- **Material provided**:
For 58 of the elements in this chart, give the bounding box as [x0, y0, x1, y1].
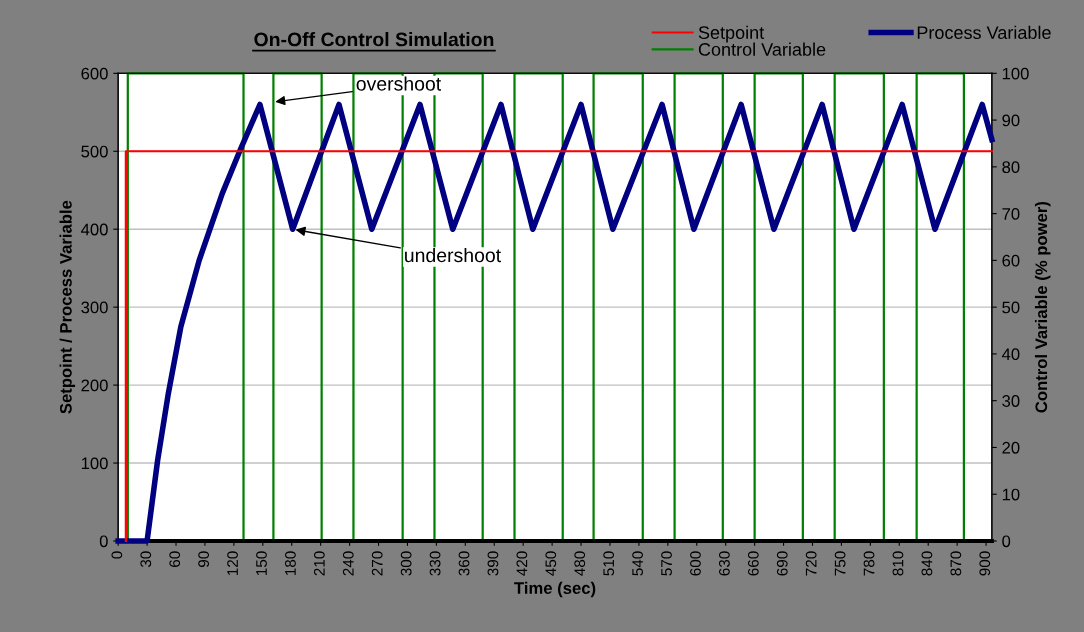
x-axis-title: Time (sec)	[514, 581, 596, 598]
x-tick-label: 360	[458, 551, 470, 576]
x-tick-label: 810	[892, 551, 904, 576]
y-tick-label: 0	[99, 535, 108, 548]
y-tick-label: 400	[81, 223, 108, 236]
x-tick-label: 240	[342, 551, 354, 576]
y-tick-label: 200	[81, 379, 108, 392]
y2-tick-label: 90	[1002, 114, 1020, 127]
y-tick-label: 300	[81, 301, 108, 314]
y-axis-title: Setpoint / Process Variable	[59, 200, 76, 414]
y2-tick-label: 30	[1002, 395, 1020, 407]
y2-tick-label: 50	[1002, 301, 1020, 314]
legend-label: Setpoint	[698, 25, 765, 43]
x-tick-label: 900	[979, 551, 991, 576]
x-tick-label: 840	[921, 551, 933, 576]
x-tick-label: 60	[169, 551, 181, 567]
y2-axis-title: Control Variable (% power)	[1034, 201, 1051, 413]
x-tick-label: 300	[400, 551, 412, 576]
x-tick-label: 660	[747, 551, 759, 576]
y-tick-label: 600	[81, 67, 108, 80]
x-tick-label: 450	[545, 551, 557, 576]
x-tick-label: 480	[574, 551, 586, 576]
y2-tick-label: 100	[1002, 67, 1029, 80]
annotation: undershoot	[405, 247, 501, 263]
annotation: overshoot	[356, 76, 442, 91]
legend-label: Process Variable	[917, 25, 1051, 39]
x-tick-label: 420	[516, 551, 528, 576]
x-tick-label: 510	[603, 551, 615, 576]
y2-tick-label: 0	[1002, 535, 1011, 548]
y2-tick-label: 10	[1002, 488, 1020, 501]
x-tick-label: 30	[140, 551, 152, 568]
y2-tick-label: 40	[1001, 348, 1020, 361]
y-tick-label: 100	[81, 457, 108, 470]
y-tick-label: 500	[81, 145, 108, 158]
x-tick-label: 120	[227, 551, 238, 576]
x-tick-label: 390	[487, 551, 499, 576]
x-tick-label: 210	[313, 551, 325, 576]
x-tick-label: 150	[256, 551, 267, 576]
chart-title: On-Off Control Simulation	[254, 32, 494, 47]
x-tick-label: 870	[950, 551, 962, 576]
x-tick-label: 750	[834, 551, 846, 576]
x-tick-label: 690	[776, 551, 788, 576]
x-tick-label: 780	[863, 551, 875, 576]
legend-label: Control Variable	[698, 42, 826, 56]
y2-tick-label: 60	[1002, 254, 1020, 267]
x-tick-label: 600	[690, 551, 701, 576]
x-tick-label: 90	[198, 551, 210, 567]
x-tick-label: 270	[371, 551, 383, 576]
x-tick-label: 630	[718, 551, 730, 576]
y2-tick-label: 20	[1002, 441, 1020, 454]
x-tick-label: 720	[805, 551, 817, 576]
x-tick-label: 330	[429, 551, 441, 576]
x-tick-label: 570	[661, 551, 672, 576]
x-tick-label: 540	[632, 551, 644, 576]
y2-tick-label: 70	[1002, 208, 1020, 220]
y2-tick-label: 80	[1002, 161, 1020, 174]
x-tick-label: 0	[111, 551, 123, 559]
x-tick-label: 180	[285, 551, 296, 576]
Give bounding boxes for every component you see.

- **Given instruction**: Reproduce every entry above word for word, leaving out the pictures.

- **Answer for the task**:
For 58 of the elements in this chart, give the bounding box as [x0, y0, x1, y1].
x-axis-title: Time (sec)	[514, 581, 596, 598]
x-tick-label: 360	[458, 551, 470, 576]
x-tick-label: 810	[892, 551, 904, 576]
y-tick-label: 0	[99, 535, 108, 548]
y-tick-label: 400	[81, 223, 108, 236]
x-tick-label: 240	[342, 551, 354, 576]
y-tick-label: 200	[81, 379, 108, 392]
y2-tick-label: 90	[1002, 114, 1020, 127]
y-tick-label: 300	[81, 301, 108, 314]
y-axis-title: Setpoint / Process Variable	[59, 200, 76, 414]
y2-tick-label: 30	[1002, 395, 1020, 407]
y2-tick-label: 50	[1002, 301, 1020, 314]
legend-label: Setpoint	[698, 25, 765, 43]
x-tick-label: 900	[979, 551, 991, 576]
x-tick-label: 840	[921, 551, 933, 576]
x-tick-label: 60	[169, 551, 181, 567]
y2-axis-title: Control Variable (% power)	[1034, 201, 1051, 413]
x-tick-label: 300	[400, 551, 412, 576]
x-tick-label: 660	[747, 551, 759, 576]
y-tick-label: 600	[81, 67, 108, 80]
x-tick-label: 450	[545, 551, 557, 576]
x-tick-label: 480	[574, 551, 586, 576]
y2-tick-label: 100	[1002, 67, 1029, 80]
annotation: undershoot	[405, 247, 501, 263]
annotation: overshoot	[356, 76, 442, 91]
legend-label: Process Variable	[917, 25, 1051, 39]
x-tick-label: 420	[516, 551, 528, 576]
x-tick-label: 510	[603, 551, 615, 576]
y2-tick-label: 0	[1002, 535, 1011, 548]
y2-tick-label: 10	[1002, 488, 1020, 501]
x-tick-label: 30	[140, 551, 152, 568]
y2-tick-label: 40	[1001, 348, 1020, 361]
y-tick-label: 100	[81, 457, 108, 470]
y-tick-label: 500	[81, 145, 108, 158]
x-tick-label: 120	[227, 551, 238, 576]
x-tick-label: 390	[487, 551, 499, 576]
x-tick-label: 210	[313, 551, 325, 576]
x-tick-label: 150	[256, 551, 267, 576]
chart-title: On-Off Control Simulation	[254, 32, 494, 47]
x-tick-label: 870	[950, 551, 962, 576]
x-tick-label: 750	[834, 551, 846, 576]
x-tick-label: 690	[776, 551, 788, 576]
x-tick-label: 780	[863, 551, 875, 576]
legend-label: Control Variable	[698, 42, 826, 56]
y2-tick-label: 60	[1002, 254, 1020, 267]
x-tick-label: 600	[690, 551, 701, 576]
x-tick-label: 90	[198, 551, 210, 567]
x-tick-label: 270	[371, 551, 383, 576]
x-tick-label: 630	[718, 551, 730, 576]
y2-tick-label: 20	[1002, 441, 1020, 454]
x-tick-label: 720	[805, 551, 817, 576]
x-tick-label: 330	[429, 551, 441, 576]
x-tick-label: 570	[661, 551, 672, 576]
x-tick-label: 540	[632, 551, 644, 576]
y2-tick-label: 70	[1002, 208, 1020, 220]
y2-tick-label: 80	[1002, 161, 1020, 174]
x-tick-label: 0	[111, 551, 123, 559]
x-tick-label: 180	[285, 551, 296, 576]
Give bounding boxes for every component you see.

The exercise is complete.